■ Task details: Repeat, exactly and in full, the lines of the listing below, but without any pictures.

— start —

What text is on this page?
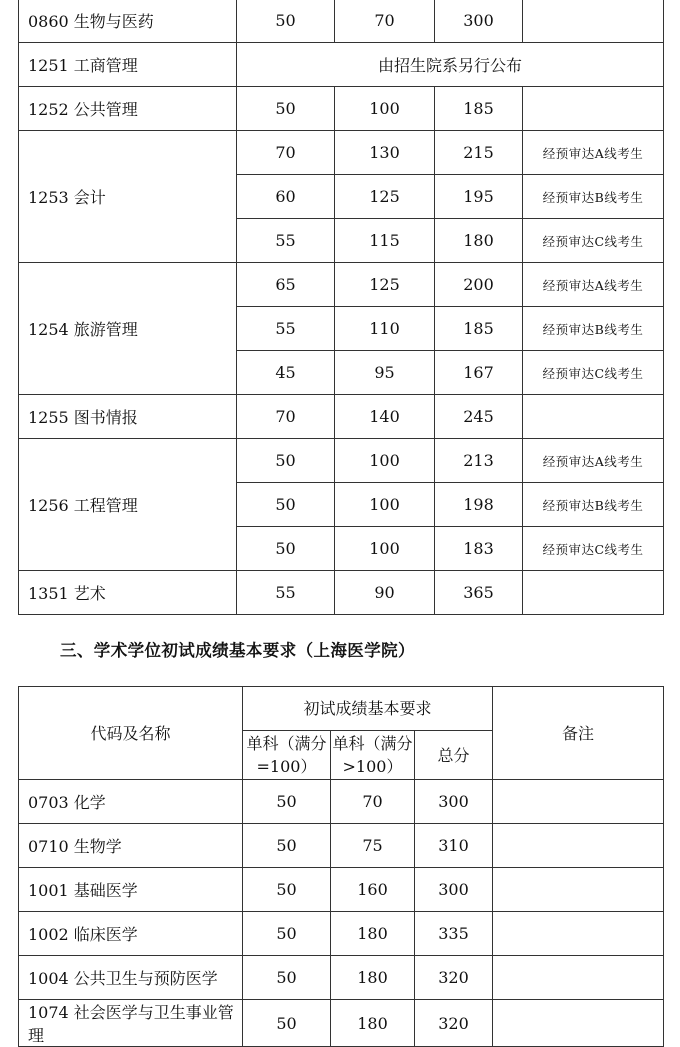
0860 生物与医药	50	70	300	
1251 工商管理	由招生院系另行公布			
1252 公共管理	50	100	185	
1253 会计	70	130	215	经预审达A线考生
	60	125	195	经预审达B线考生
	55	115	180	经预审达C线考生
1254 旅游管理	65	125	200	经预审达A线考生
	55	110	185	经预审达B线考生
	45	95	167	经预审达C线考生
1255 图书情报	70	140	245	
1256 工程管理	50	100	213	经预审达A线考生
	50	100	198	经预审达B线考生
	50	100	183	经预审达C线考生
1351 艺术	55	90	365	
三、学术学位初试成绩基本要求（上海医学院）
代码及名称	初试成绩基本要求			备注
	单科（满分=100）	单科（满分>100）	总分	
0703 化学	50	70	300	
0710 生物学	50	75	310	
1001 基础医学	50	160	300	
1002 临床医学	50	180	335	
1004 公共卫生与预防医学	50	180	320	
1074 社会医学与卫生事业管理	50	180	320	
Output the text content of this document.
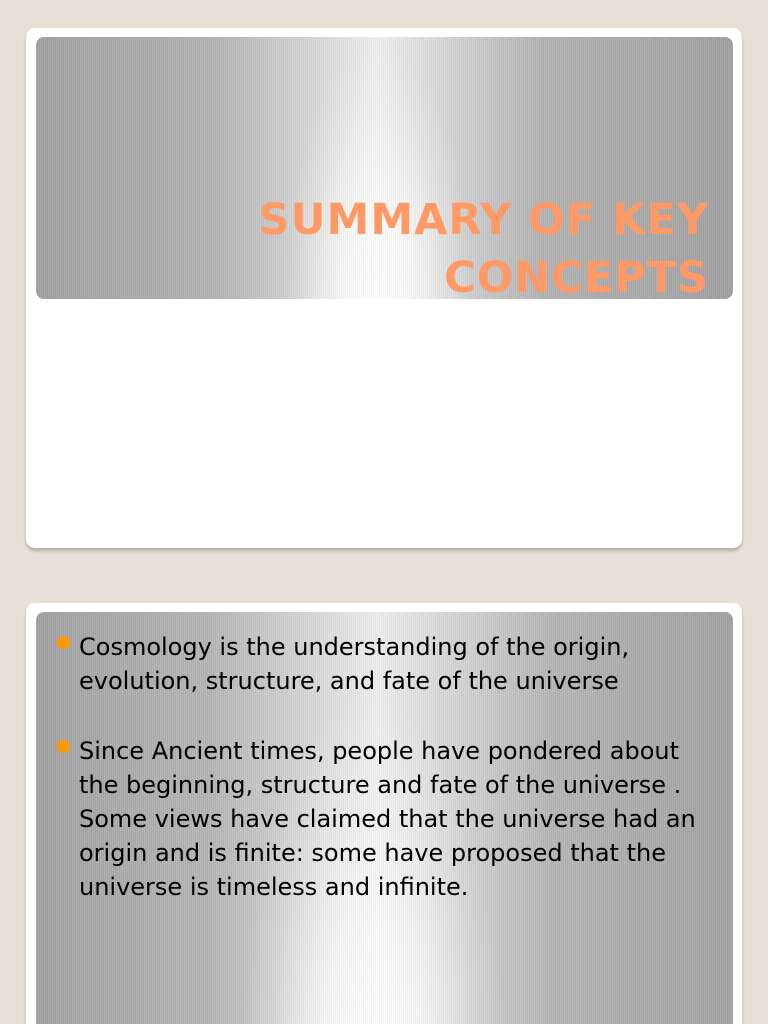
SUMMARY OF KEY CONCEPTS
Cosmology is the understanding of the origin, evolution, structure, and fate of the universe
Since Ancient times, people have pondered about the beginning, structure and fate of the universe . Some views have claimed that the universe had an origin and is finite: some have proposed that the universe is timeless and infinite.
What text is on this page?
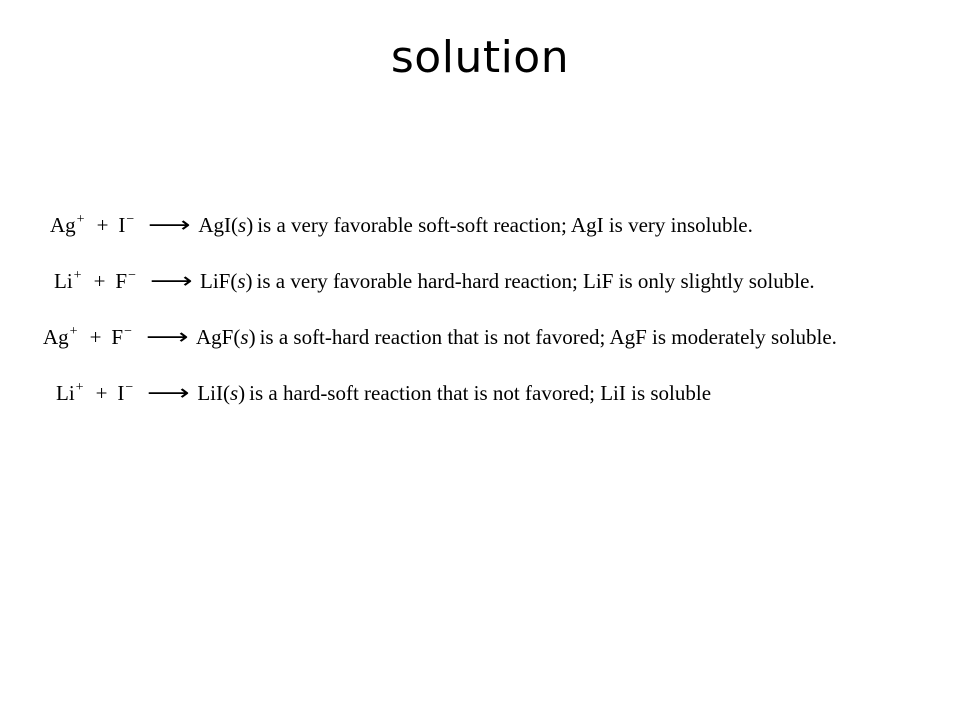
solution
Ag+ + I− ⟶ AgI(s) is a very favorable soft-soft reaction; AgI is very insoluble.
Li+ + F− ⟶ LiF(s) is a very favorable hard-hard reaction; LiF is only slightly soluble.
Ag+ + F− ⟶ AgF(s) is a soft-hard reaction that is not favored; AgF is moderately soluble.
Li+ + I− ⟶ LiI(s) is a hard-soft reaction that is not favored; LiI is soluble
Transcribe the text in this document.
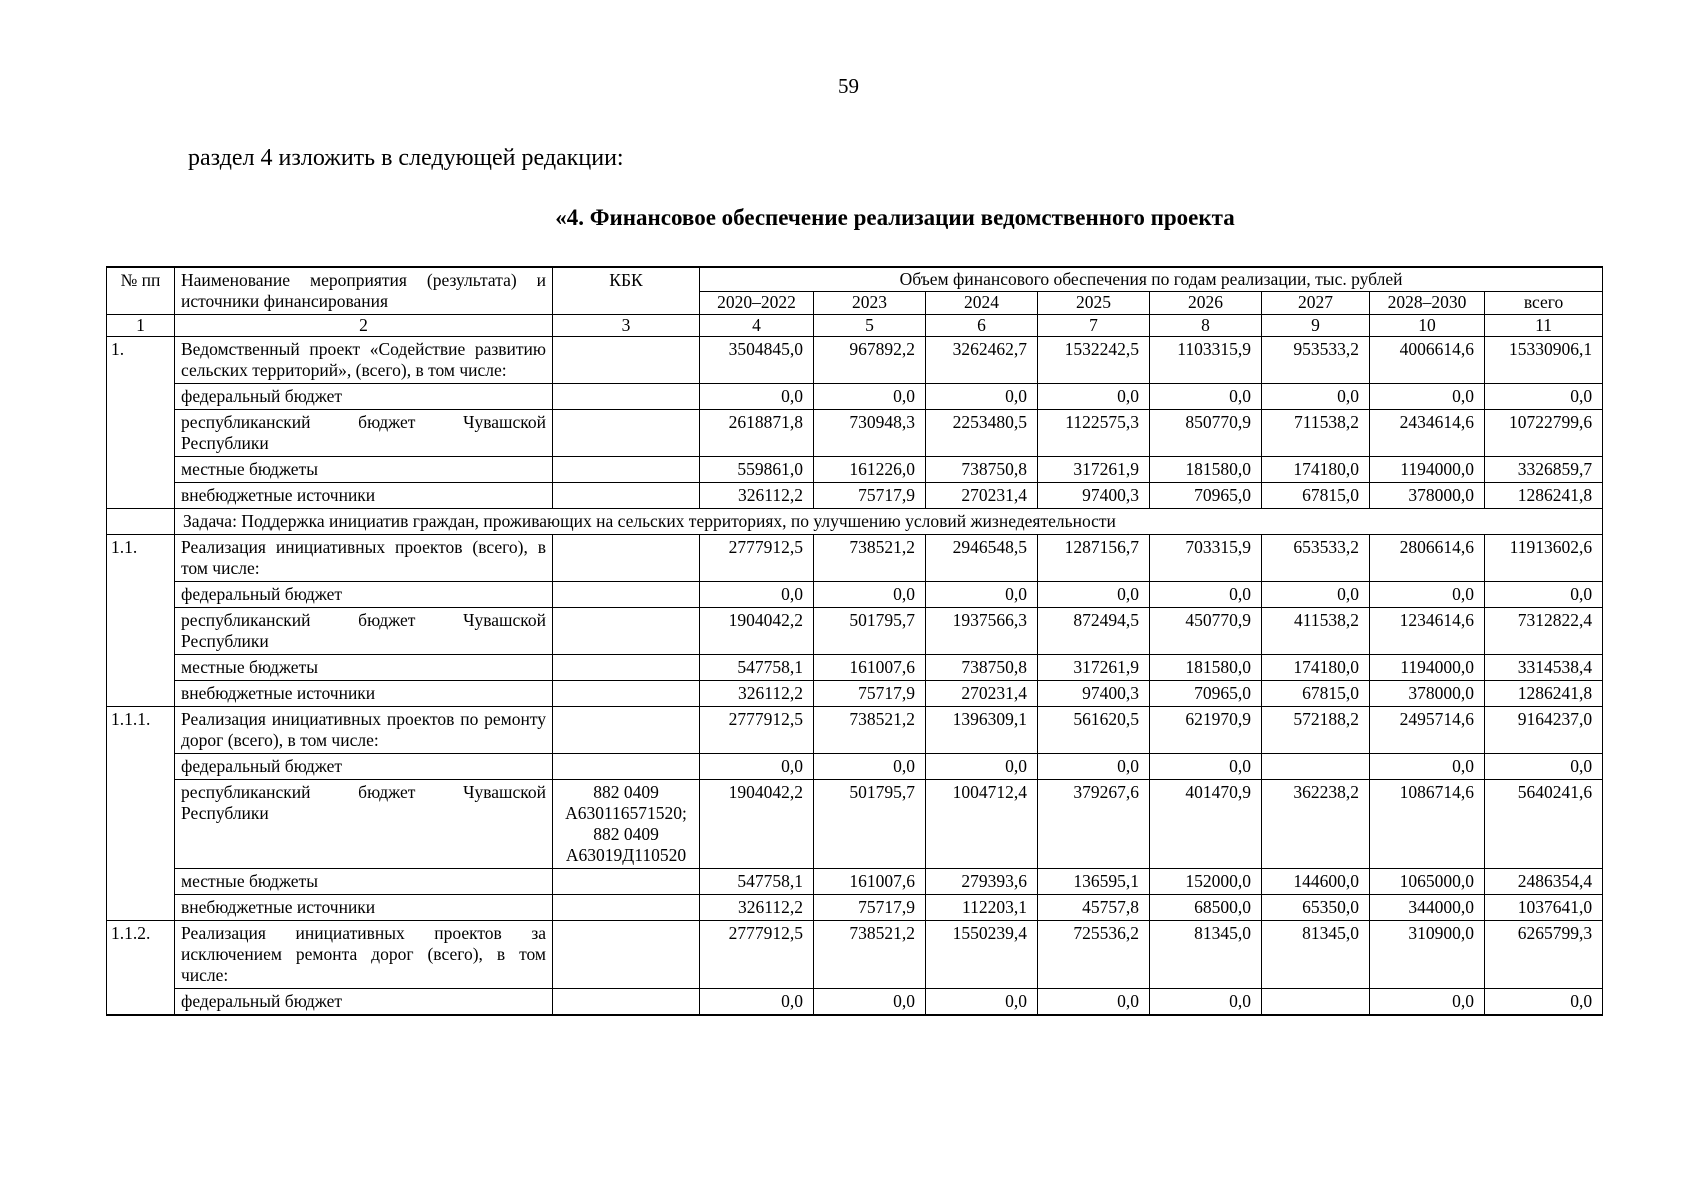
59
раздел 4 изложить в следующей редакции:
«4. Финансовое обеспечение реализации ведомственного проекта
№ пп	Наименование мероприятия (результата) и источники финансирования	КБК	Объем финансового обеспечения по годам реализации, тыс. рублей							
			2020–2022	2023	2024	2025	2026	2027	2028–2030	всего
1	2	3	4	5	6	7	8	9	10	11
1.	Ведомственный проект «Содействие развитию сельских территорий», (всего), в том числе:		3504845,0	967892,2	3262462,7	1532242,5	1103315,9	953533,2	4006614,6	15330906,1
	федеральный бюджет		0,0	0,0	0,0	0,0	0,0	0,0	0,0	0,0
	республиканский бюджет Чувашской Республики		2618871,8	730948,3	2253480,5	1122575,3	850770,9	711538,2	2434614,6	10722799,6
	местные бюджеты		559861,0	161226,0	738750,8	317261,9	181580,0	174180,0	1194000,0	3326859,7
	внебюджетные источники		326112,2	75717,9	270231,4	97400,3	70965,0	67815,0	378000,0	1286241,8
	Задача: Поддержка инициатив граждан, проживающих на сельских территориях, по улучшению условий жизнедеятельности									
1.1.	Реализация инициативных проектов (всего), в том числе:		2777912,5	738521,2	2946548,5	1287156,7	703315,9	653533,2	2806614,6	11913602,6
	федеральный бюджет		0,0	0,0	0,0	0,0	0,0	0,0	0,0	0,0
	республиканский бюджет Чувашской Республики		1904042,2	501795,7	1937566,3	872494,5	450770,9	411538,2	1234614,6	7312822,4
	местные бюджеты		547758,1	161007,6	738750,8	317261,9	181580,0	174180,0	1194000,0	3314538,4
	внебюджетные источники		326112,2	75717,9	270231,4	97400,3	70965,0	67815,0	378000,0	1286241,8
1.1.1.	Реализация инициативных проектов по ремонту дорог (всего), в том числе:		2777912,5	738521,2	1396309,1	561620,5	621970,9	572188,2	2495714,6	9164237,0
	федеральный бюджет		0,0	0,0	0,0	0,0	0,0		0,0	0,0
	республиканский бюджет Чувашской Республики	882 0409 А630116571520; 882 0409 А63019Д110520	1904042,2	501795,7	1004712,4	379267,6	401470,9	362238,2	1086714,6	5640241,6
	местные бюджеты		547758,1	161007,6	279393,6	136595,1	152000,0	144600,0	1065000,0	2486354,4
	внебюджетные источники		326112,2	75717,9	112203,1	45757,8	68500,0	65350,0	344000,0	1037641,0
1.1.2.	Реализация инициативных проектов за исключением ремонта дорог (всего), в том числе:		2777912,5	738521,2	1550239,4	725536,2	81345,0	81345,0	310900,0	6265799,3
	федеральный бюджет		0,0	0,0	0,0	0,0	0,0		0,0	0,0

— end —

■ Solution to the problem:
What text is on this page?
0860 生物与医药	50	70	300	
1251 工商管理	由招生院系另行公布			
1252 公共管理	50	100	185	
1253 会计	70	130	215	经预审达A线考生
	60	125	195	经预审达B线考生
	55	115	180	经预审达C线考生
1254 旅游管理	65	125	200	经预审达A线考生
	55	110	185	经预审达B线考生
	45	95	167	经预审达C线考生
1255 图书情报	70	140	245	
1256 工程管理	50	100	213	经预审达A线考生
	50	100	198	经预审达B线考生
	50	100	183	经预审达C线考生
1351 艺术	55	90	365	
三、学术学位初试成绩基本要求（上海医学院）
代码及名称	初试成绩基本要求			备注
	单科（满分=100）	单科（满分>100）	总分	
0703 化学	50	70	300	
0710 生物学	50	75	310	
1001 基础医学	50	160	300	
1002 临床医学	50	180	335	
1004 公共卫生与预防医学	50	180	320	
1074 社会医学与卫生事业管理	50	180	320	
Output the text content of this document.
SUMMARY OF KEY CONCEPTS
Cosmology is the understanding of the origin, evolution, structure, and fate of the universe
Since Ancient times, people have pondered about the beginning, structure and fate of the universe . Some views have claimed that the universe had an origin and is finite: some have proposed that the universe is timeless and infinite.
What text is on this page?
solution
Ag+ + I− ⟶ AgI(s) is a very favorable soft-soft reaction; AgI is very insoluble.
Li+ + F− ⟶ LiF(s) is a very favorable hard-hard reaction; LiF is only slightly soluble.
Ag+ + F− ⟶ AgF(s) is a soft-hard reaction that is not favored; AgF is moderately soluble.
Li+ + I− ⟶ LiI(s) is a hard-soft reaction that is not favored; LiI is soluble
Transcribe the text in this document.
59
раздел 4 изложить в следующей редакции:
«4. Финансовое обеспечение реализации ведомственного проекта
№ пп	Наименование мероприятия (результата) и источники финансирования	КБК	Объем финансового обеспечения по годам реализации, тыс. рублей							
			2020–2022	2023	2024	2025	2026	2027	2028–2030	всего
1	2	3	4	5	6	7	8	9	10	11
1.	Ведомственный проект «Содействие развитию сельских территорий», (всего), в том числе:		3504845,0	967892,2	3262462,7	1532242,5	1103315,9	953533,2	4006614,6	15330906,1
	федеральный бюджет		0,0	0,0	0,0	0,0	0,0	0,0	0,0	0,0
	республиканский бюджет Чувашской Республики		2618871,8	730948,3	2253480,5	1122575,3	850770,9	711538,2	2434614,6	10722799,6
	местные бюджеты		559861,0	161226,0	738750,8	317261,9	181580,0	174180,0	1194000,0	3326859,7
	внебюджетные источники		326112,2	75717,9	270231,4	97400,3	70965,0	67815,0	378000,0	1286241,8
	Задача: Поддержка инициатив граждан, проживающих на сельских территориях, по улучшению условий жизнедеятельности									
1.1.	Реализация инициативных проектов (всего), в том числе:		2777912,5	738521,2	2946548,5	1287156,7	703315,9	653533,2	2806614,6	11913602,6
	федеральный бюджет		0,0	0,0	0,0	0,0	0,0	0,0	0,0	0,0
	республиканский бюджет Чувашской Республики		1904042,2	501795,7	1937566,3	872494,5	450770,9	411538,2	1234614,6	7312822,4
	местные бюджеты		547758,1	161007,6	738750,8	317261,9	181580,0	174180,0	1194000,0	3314538,4
	внебюджетные источники		326112,2	75717,9	270231,4	97400,3	70965,0	67815,0	378000,0	1286241,8
1.1.1.	Реализация инициативных проектов по ремонту дорог (всего), в том числе:		2777912,5	738521,2	1396309,1	561620,5	621970,9	572188,2	2495714,6	9164237,0
	федеральный бюджет		0,0	0,0	0,0	0,0	0,0		0,0	0,0
	республиканский бюджет Чувашской Республики	882 0409 А630116571520; 882 0409 А63019Д110520	1904042,2	501795,7	1004712,4	379267,6	401470,9	362238,2	1086714,6	5640241,6
	местные бюджеты		547758,1	161007,6	279393,6	136595,1	152000,0	144600,0	1065000,0	2486354,4
	внебюджетные источники		326112,2	75717,9	112203,1	45757,8	68500,0	65350,0	344000,0	1037641,0
1.1.2.	Реализация инициативных проектов за исключением ремонта дорог (всего), в том числе:		2777912,5	738521,2	1550239,4	725536,2	81345,0	81345,0	310900,0	6265799,3
	федеральный бюджет		0,0	0,0	0,0	0,0	0,0		0,0	0,0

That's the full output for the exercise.